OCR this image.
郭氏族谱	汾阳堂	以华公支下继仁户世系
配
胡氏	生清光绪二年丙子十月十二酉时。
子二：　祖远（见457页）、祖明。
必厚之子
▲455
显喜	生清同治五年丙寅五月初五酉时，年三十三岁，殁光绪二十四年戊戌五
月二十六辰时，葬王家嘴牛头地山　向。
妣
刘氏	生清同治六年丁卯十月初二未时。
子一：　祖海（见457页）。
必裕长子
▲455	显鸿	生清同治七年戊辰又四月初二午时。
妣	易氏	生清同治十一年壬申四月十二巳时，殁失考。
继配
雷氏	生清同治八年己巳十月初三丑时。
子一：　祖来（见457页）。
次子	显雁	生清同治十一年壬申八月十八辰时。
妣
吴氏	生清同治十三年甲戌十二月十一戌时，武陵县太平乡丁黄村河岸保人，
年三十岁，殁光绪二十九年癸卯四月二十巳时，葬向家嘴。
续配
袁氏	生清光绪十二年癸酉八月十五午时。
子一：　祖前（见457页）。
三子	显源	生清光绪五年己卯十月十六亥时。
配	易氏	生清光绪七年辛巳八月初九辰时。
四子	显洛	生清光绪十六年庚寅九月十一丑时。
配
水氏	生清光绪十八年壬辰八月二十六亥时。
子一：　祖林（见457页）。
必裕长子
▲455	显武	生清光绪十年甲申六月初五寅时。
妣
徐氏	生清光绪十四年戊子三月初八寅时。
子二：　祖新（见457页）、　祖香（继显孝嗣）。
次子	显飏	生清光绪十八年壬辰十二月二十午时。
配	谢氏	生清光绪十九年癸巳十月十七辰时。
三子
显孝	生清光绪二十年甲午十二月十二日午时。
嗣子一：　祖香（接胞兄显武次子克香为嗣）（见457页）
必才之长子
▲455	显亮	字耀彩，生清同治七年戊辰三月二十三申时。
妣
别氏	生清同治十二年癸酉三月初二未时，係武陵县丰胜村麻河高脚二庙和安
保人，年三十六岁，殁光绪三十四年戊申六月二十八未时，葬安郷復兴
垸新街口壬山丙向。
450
=======
Set down the listing in full, keeping every word exactly as it is.

OCR this image.
郭氏族谱	汾阳堂	以华公支下继仁户世系
配
胡氏	生清光绪二年丙子十月十二酉时。
子二：　祖远（见457页）、祖明。
必厚之子
▲455
显喜	生清同治五年丙寅五月初五酉时，年三十三岁，殁光绪二十四年戊戌五
月二十六辰时，葬王家嘴牛头地山　向。
妣
刘氏	生清同治六年丁卯十月初二未时。
子一：　祖海（见457页）。
必裕长子
▲455	显鸿	生清同治七年戊辰又四月初二午时。
妣	易氏	生清同治十一年壬申四月十二巳时，殁失考。
继配
雷氏	生清同治八年己巳十月初三丑时。
子一：　祖来（见457页）。
次子	显雁	生清同治十一年壬申八月十八辰时。
妣
吴氏	生清同治十三年甲戌十二月十一戌时，武陵县太平乡丁黄村河岸保人，
年三十岁，殁光绪二十九年癸卯四月二十巳时，葬向家嘴。
续配
袁氏	生清光绪十二年癸酉八月十五午时。
子一：　祖前（见457页）。
三子	显源	生清光绪五年己卯十月十六亥时。
配	易氏	生清光绪七年辛巳八月初九辰时。
四子	显洛	生清光绪十六年庚寅九月十一丑时。
配
水氏	生清光绪十八年壬辰八月二十六亥时。
子一：　祖林（见457页）。
必裕长子
▲455	显武	生清光绪十年甲申六月初五寅时。
妣
徐氏	生清光绪十四年戊子三月初八寅时。
子二：　祖新（见457页）、　祖香（继显孝嗣）。
次子	显飏	生清光绪十八年壬辰十二月二十午时。
配	谢氏	生清光绪十九年癸巳十月十七辰时。
三子
显孝	生清光绪二十年甲午十二月十二日午时。
嗣子一：　祖香（接胞兄显武次子克香为嗣）（见457页）
必才之长子
▲455	显亮	字耀彩，生清同治七年戊辰三月二十三申时。
妣
别氏	生清同治十二年癸酉三月初二未时，係武陵县丰胜村麻河高脚二庙和安
保人，年三十六岁，殁光绪三十四年戊申六月二十八未时，葬安郷復兴
垸新街口壬山丙向。
450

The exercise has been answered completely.